___ Input data ___

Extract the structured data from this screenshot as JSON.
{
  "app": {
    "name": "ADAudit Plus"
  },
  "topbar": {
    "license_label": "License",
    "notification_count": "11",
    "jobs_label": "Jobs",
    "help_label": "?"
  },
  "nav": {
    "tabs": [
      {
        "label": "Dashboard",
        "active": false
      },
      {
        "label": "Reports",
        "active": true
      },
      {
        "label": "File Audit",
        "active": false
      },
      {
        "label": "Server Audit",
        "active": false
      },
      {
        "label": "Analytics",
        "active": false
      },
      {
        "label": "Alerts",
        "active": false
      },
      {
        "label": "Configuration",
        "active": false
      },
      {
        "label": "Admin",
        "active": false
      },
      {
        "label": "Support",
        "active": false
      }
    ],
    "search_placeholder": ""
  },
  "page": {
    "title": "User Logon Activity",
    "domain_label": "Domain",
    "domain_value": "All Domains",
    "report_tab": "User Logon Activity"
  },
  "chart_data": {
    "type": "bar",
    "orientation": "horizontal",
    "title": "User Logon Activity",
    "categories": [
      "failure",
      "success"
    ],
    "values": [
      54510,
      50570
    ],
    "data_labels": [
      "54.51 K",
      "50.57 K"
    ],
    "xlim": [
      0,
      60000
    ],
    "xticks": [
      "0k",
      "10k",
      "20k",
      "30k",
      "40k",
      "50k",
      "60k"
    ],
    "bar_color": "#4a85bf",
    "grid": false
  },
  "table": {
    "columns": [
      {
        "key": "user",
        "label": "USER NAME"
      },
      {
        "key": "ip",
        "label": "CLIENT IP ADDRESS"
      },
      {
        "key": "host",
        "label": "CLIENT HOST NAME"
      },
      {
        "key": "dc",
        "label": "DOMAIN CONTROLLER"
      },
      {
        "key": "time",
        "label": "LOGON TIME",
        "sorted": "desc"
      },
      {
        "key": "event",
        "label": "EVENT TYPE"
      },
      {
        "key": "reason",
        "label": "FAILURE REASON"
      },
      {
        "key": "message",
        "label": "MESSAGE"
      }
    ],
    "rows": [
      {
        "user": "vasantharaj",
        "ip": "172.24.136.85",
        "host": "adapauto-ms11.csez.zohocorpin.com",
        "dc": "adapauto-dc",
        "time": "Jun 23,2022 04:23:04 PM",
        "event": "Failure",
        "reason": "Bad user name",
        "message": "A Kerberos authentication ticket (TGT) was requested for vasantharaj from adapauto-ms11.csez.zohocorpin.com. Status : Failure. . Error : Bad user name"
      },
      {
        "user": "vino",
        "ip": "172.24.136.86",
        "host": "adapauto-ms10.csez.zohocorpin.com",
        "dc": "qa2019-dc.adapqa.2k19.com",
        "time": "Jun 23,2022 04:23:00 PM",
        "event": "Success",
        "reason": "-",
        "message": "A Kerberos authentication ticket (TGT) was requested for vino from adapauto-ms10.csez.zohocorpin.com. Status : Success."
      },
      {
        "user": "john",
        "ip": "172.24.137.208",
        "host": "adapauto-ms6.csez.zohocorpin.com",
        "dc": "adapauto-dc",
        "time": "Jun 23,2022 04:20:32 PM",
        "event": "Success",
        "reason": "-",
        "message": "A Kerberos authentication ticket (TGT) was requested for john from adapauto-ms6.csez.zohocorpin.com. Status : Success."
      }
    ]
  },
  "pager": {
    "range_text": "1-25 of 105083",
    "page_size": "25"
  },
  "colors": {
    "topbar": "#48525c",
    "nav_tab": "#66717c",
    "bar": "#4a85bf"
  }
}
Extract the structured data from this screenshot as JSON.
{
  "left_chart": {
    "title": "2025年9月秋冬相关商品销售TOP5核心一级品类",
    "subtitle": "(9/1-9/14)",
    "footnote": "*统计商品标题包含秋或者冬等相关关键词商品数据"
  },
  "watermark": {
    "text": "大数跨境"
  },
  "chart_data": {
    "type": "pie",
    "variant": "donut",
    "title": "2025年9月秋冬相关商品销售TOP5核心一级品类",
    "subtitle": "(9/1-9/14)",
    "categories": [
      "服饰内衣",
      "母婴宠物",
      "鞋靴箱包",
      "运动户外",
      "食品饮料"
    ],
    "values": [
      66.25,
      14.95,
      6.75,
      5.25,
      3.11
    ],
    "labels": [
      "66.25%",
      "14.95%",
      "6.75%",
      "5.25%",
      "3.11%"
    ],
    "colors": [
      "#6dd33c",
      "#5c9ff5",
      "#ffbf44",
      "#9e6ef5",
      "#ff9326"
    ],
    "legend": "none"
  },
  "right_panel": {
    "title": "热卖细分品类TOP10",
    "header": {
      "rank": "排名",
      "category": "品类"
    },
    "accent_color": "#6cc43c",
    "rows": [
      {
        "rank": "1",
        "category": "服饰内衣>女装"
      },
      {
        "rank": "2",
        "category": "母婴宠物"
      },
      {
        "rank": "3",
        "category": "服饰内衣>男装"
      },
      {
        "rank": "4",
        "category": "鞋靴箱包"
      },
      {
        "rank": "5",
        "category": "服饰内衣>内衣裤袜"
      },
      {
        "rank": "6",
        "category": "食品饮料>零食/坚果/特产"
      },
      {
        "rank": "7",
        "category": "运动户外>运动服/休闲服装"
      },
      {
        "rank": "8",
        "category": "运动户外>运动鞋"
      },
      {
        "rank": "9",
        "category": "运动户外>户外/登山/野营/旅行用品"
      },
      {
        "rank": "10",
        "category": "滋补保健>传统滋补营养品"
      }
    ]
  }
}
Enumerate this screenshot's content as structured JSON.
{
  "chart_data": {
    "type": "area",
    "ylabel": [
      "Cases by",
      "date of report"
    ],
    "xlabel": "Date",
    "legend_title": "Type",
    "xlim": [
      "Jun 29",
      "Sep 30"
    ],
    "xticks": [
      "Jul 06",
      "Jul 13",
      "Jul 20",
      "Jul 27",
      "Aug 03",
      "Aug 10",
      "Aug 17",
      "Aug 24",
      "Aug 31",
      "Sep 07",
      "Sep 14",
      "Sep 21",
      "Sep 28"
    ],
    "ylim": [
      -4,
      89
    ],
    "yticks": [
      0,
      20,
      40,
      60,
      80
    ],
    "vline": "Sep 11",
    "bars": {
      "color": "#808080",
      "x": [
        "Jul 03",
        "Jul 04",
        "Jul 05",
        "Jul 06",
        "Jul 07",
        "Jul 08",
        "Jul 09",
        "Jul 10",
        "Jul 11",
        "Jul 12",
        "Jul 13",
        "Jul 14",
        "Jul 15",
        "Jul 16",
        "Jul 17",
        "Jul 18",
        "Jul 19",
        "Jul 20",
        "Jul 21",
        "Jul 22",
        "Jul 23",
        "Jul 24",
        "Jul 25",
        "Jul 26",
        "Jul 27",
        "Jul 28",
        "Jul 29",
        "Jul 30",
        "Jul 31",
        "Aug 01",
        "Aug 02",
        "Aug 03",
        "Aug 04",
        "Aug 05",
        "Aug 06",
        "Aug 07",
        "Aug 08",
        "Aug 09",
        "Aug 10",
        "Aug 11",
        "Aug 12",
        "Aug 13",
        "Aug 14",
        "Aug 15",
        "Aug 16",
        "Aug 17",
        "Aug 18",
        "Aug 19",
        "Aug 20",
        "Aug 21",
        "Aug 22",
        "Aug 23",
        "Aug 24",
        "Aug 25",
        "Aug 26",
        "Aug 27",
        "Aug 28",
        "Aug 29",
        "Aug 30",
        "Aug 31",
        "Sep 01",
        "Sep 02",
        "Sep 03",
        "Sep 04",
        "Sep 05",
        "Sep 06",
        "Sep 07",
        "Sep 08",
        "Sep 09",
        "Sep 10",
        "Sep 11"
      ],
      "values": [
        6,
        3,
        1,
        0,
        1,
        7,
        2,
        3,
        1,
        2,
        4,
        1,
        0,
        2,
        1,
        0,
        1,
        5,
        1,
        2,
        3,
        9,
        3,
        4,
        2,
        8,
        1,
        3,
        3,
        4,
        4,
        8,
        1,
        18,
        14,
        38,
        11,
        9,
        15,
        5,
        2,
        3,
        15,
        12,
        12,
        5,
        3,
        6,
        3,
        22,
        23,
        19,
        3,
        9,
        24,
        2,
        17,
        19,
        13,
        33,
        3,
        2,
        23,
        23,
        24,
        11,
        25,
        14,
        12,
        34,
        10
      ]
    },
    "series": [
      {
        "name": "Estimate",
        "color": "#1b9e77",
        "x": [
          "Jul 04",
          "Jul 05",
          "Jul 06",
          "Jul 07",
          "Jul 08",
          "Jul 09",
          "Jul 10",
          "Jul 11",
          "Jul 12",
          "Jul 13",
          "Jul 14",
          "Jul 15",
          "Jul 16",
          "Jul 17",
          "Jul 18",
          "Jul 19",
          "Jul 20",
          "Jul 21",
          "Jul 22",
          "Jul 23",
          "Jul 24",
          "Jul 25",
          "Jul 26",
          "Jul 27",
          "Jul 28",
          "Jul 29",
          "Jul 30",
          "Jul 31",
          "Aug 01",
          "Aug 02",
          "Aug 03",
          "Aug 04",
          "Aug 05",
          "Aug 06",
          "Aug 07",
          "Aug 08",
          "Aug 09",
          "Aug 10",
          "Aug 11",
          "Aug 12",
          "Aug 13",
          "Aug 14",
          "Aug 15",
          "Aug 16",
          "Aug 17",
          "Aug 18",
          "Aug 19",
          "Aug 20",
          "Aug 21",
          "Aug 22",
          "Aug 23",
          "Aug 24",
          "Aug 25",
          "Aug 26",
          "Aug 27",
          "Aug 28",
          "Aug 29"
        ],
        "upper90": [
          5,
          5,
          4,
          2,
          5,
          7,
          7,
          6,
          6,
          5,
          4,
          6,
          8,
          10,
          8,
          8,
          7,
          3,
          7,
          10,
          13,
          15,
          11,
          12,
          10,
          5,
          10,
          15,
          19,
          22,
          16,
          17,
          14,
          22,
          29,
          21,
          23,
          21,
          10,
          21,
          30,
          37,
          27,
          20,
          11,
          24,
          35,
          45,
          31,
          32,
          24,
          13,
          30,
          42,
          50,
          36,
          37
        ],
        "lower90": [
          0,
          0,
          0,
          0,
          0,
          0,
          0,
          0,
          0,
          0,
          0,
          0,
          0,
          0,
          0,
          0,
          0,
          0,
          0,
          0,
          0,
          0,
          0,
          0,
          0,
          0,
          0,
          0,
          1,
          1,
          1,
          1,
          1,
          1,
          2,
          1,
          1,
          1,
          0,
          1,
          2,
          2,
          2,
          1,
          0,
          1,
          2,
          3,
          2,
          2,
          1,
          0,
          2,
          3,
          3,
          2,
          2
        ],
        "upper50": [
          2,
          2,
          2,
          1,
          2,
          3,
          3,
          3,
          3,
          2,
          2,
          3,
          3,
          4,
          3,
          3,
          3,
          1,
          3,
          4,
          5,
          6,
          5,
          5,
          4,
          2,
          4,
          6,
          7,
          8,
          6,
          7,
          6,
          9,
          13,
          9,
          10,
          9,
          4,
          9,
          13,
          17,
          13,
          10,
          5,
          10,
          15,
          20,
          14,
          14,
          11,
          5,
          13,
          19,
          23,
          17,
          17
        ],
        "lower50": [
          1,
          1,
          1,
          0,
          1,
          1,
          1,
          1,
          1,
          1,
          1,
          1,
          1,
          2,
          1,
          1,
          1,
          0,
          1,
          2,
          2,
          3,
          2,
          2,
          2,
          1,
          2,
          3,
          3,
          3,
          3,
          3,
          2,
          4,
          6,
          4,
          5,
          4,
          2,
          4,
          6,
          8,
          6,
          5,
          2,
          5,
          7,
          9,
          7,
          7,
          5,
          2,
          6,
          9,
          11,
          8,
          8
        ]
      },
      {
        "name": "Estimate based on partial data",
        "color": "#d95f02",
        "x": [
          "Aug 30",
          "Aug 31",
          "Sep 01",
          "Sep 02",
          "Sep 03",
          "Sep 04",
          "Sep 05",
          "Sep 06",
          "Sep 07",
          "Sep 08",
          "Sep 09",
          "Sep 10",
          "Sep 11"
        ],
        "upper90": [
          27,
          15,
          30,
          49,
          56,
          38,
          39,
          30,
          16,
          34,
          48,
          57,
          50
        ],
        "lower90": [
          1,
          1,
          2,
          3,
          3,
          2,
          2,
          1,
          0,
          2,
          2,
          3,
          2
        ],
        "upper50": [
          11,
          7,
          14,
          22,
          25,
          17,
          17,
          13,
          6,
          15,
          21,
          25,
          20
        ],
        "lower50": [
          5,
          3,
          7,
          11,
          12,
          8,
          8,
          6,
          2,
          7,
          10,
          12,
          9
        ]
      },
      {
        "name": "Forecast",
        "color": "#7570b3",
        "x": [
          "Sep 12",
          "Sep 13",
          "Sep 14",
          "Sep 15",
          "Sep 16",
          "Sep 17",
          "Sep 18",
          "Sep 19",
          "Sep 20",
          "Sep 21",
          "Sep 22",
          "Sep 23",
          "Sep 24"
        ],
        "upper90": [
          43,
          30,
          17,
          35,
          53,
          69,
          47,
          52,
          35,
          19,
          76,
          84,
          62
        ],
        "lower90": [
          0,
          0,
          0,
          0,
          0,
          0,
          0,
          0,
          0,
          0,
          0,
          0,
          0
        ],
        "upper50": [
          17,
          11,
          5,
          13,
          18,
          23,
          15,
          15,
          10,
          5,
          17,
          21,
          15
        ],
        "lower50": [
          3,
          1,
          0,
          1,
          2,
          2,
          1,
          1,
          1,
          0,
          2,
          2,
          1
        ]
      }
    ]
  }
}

___

__Instruction__
Pick out the lines that contain "zohocorpin" and copy them.

__Reply__
        "host": "adapauto-ms11.csez.zohocorpin.com",
        "message": "A Kerberos authentication ticket (TGT) was requested for vasantharaj from adapauto-ms11.csez.zohocorpin.com. Status : Failure. . Error : Bad user name"
        "host": "adapauto-ms10.csez.zohocorpin.com",
        "message": "A Kerberos authentication ticket (TGT) was requested for vino from adapauto-ms10.csez.zohocorpin.com. Status : Success."
        "host": "adapauto-ms6.csez.zohocorpin.com",
        "message": "A Kerberos authentication ticket (TGT) was requested for john from adapauto-ms6.csez.zohocorpin.com. Status : Success."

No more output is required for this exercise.